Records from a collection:
--------

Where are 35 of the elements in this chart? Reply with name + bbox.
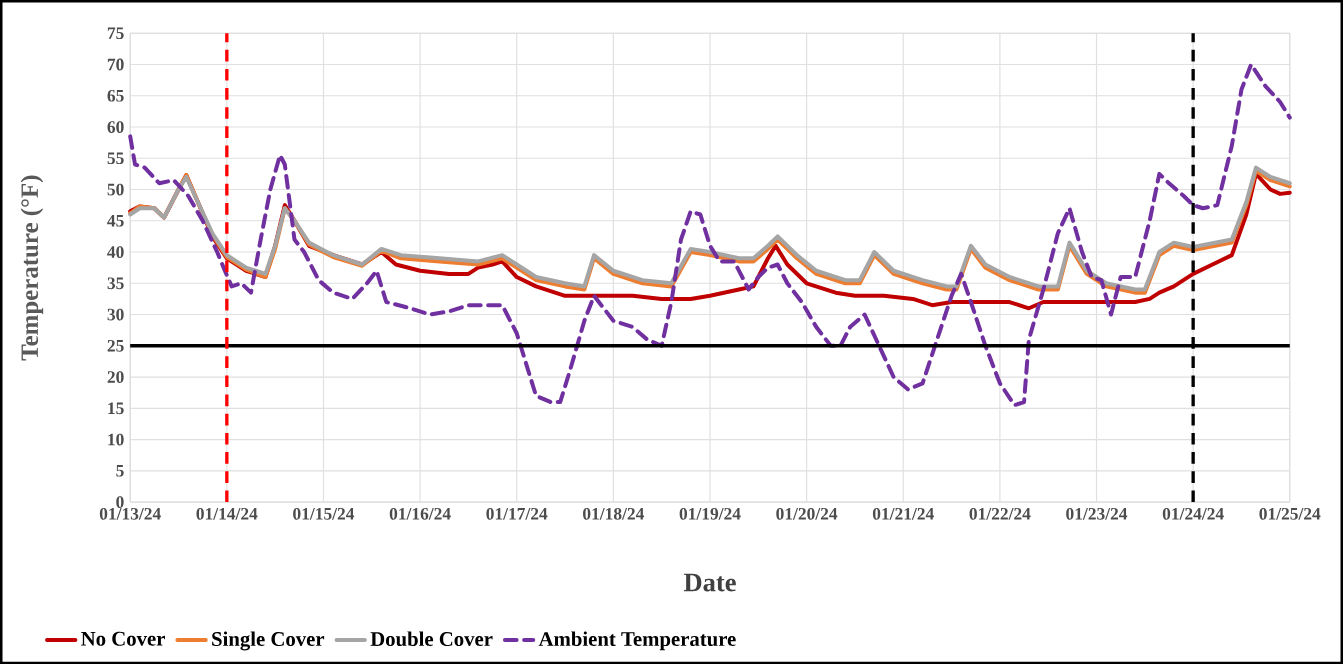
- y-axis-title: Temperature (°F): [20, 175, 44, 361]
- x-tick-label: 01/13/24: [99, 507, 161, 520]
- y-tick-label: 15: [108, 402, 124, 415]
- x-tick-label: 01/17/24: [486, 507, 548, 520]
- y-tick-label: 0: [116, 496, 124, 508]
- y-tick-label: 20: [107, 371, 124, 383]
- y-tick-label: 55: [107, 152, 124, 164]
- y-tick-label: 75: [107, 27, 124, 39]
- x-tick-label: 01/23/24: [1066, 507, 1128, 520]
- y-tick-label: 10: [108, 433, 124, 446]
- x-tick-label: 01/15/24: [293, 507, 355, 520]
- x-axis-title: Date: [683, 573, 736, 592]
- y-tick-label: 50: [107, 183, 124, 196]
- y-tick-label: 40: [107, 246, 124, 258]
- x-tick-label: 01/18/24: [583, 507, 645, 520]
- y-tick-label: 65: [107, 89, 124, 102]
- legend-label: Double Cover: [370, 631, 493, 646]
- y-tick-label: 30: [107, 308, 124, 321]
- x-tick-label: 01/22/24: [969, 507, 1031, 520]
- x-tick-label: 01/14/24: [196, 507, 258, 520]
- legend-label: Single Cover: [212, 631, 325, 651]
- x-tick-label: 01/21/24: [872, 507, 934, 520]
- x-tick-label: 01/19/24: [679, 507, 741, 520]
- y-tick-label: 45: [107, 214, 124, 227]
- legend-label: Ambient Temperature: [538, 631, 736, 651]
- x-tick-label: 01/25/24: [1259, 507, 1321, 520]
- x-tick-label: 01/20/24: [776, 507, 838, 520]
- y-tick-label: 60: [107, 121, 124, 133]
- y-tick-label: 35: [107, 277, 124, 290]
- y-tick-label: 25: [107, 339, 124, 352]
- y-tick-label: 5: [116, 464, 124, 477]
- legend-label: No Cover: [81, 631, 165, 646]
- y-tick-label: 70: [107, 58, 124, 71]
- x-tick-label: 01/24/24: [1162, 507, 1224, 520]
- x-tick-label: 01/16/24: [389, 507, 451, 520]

--------

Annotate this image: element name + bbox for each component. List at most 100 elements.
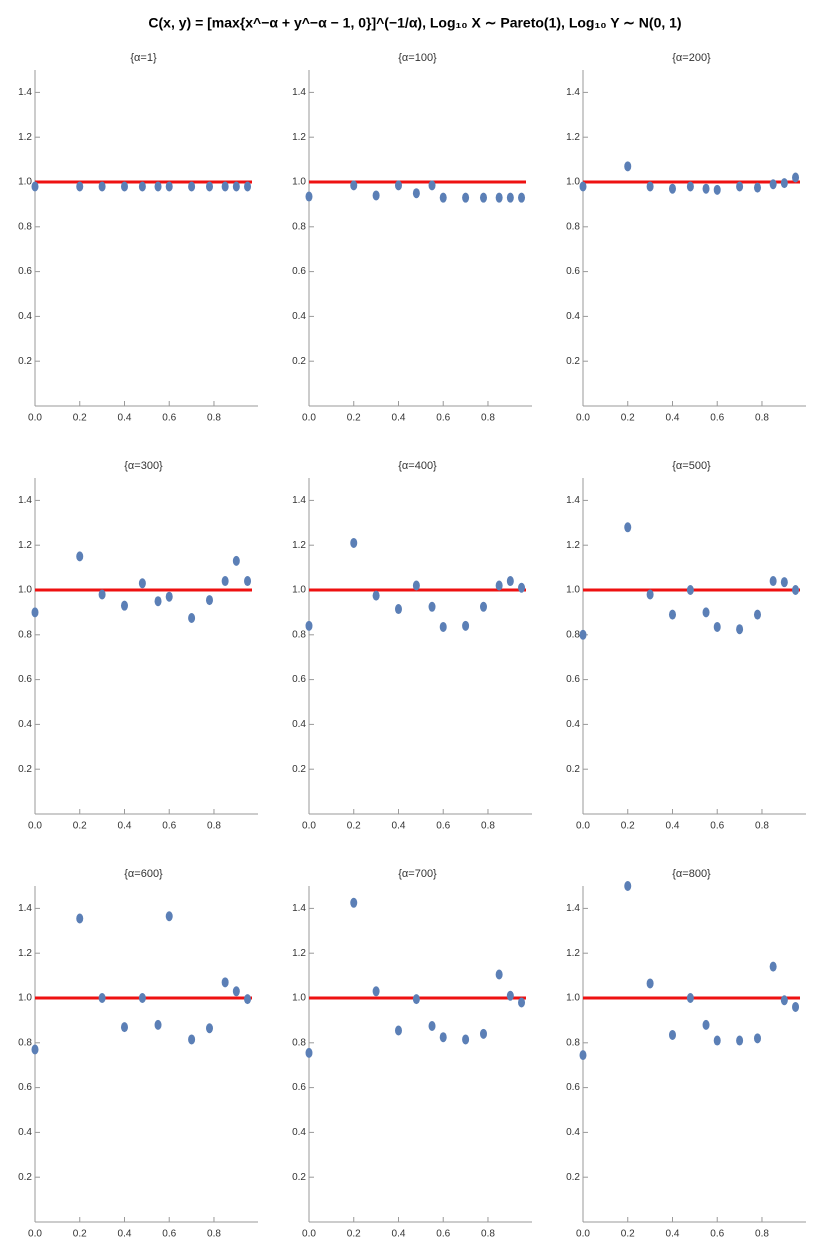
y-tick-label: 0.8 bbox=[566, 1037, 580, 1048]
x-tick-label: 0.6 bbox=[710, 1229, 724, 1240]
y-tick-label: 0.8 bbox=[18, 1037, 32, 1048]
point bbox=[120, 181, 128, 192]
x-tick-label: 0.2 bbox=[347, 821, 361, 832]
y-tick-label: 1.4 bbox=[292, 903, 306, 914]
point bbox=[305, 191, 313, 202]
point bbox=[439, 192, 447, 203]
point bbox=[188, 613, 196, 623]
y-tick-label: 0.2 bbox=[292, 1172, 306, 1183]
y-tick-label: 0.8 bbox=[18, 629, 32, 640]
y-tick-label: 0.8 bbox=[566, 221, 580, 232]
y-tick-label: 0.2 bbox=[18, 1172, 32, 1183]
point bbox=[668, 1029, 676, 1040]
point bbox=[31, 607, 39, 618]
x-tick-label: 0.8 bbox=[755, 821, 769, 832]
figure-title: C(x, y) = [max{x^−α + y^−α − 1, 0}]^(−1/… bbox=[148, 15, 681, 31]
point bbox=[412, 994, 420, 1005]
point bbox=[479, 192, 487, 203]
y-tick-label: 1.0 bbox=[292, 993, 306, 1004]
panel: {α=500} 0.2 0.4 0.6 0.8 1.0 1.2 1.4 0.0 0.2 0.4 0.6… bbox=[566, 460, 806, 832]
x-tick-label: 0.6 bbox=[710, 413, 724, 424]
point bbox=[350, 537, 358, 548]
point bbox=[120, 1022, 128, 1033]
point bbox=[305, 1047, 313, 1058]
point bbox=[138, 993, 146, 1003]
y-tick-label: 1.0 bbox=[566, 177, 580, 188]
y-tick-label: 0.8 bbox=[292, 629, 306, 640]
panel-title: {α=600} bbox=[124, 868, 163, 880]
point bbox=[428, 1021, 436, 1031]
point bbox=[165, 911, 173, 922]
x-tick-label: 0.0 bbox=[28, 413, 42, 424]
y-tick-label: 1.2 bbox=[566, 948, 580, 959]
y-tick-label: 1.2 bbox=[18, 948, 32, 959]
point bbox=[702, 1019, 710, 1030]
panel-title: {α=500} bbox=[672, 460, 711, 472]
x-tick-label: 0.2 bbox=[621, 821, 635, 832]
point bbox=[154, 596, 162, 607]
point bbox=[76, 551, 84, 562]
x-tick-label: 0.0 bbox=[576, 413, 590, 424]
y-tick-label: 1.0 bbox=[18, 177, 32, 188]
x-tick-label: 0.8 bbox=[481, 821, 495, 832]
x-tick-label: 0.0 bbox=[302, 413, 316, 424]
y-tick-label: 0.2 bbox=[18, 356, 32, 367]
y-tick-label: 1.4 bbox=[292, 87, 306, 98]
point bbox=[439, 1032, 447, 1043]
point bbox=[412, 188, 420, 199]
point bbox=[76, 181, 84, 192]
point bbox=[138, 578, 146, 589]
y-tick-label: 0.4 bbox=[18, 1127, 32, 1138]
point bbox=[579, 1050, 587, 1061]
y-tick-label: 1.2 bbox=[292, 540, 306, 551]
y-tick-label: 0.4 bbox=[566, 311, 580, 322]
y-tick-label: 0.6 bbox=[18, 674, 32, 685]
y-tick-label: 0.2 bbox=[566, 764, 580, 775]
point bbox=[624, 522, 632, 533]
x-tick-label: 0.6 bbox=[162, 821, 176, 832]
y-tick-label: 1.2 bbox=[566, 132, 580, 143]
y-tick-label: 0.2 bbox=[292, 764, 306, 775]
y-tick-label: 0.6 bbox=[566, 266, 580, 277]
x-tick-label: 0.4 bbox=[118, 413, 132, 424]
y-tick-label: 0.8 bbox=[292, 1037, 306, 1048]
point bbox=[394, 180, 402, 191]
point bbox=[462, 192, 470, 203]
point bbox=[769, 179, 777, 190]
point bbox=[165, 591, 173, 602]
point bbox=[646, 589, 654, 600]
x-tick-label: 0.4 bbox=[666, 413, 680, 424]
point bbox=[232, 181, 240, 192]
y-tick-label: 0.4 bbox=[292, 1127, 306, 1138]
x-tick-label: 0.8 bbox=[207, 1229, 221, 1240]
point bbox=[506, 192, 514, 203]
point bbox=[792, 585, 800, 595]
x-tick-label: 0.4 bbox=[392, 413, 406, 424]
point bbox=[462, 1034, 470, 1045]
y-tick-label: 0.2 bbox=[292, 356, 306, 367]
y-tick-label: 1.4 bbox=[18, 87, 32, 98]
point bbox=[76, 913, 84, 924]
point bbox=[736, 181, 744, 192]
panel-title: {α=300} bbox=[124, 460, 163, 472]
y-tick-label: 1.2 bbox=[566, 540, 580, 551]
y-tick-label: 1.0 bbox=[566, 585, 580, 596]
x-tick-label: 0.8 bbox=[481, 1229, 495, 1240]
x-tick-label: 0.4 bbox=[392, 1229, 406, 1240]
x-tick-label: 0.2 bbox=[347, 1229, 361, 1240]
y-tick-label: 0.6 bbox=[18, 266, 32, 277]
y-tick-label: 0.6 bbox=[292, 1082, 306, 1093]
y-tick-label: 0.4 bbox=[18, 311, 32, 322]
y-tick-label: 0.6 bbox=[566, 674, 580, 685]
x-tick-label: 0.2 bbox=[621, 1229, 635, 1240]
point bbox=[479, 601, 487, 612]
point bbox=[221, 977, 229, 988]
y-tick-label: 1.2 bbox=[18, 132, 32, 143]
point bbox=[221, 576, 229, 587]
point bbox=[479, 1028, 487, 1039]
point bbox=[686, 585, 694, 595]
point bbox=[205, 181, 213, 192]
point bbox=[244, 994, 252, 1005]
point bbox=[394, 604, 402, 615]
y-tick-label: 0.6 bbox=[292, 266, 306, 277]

--------

**Do this**
Give only the number of lines in the records that contain the string "Cover". Case matters.

**Correct answer**
3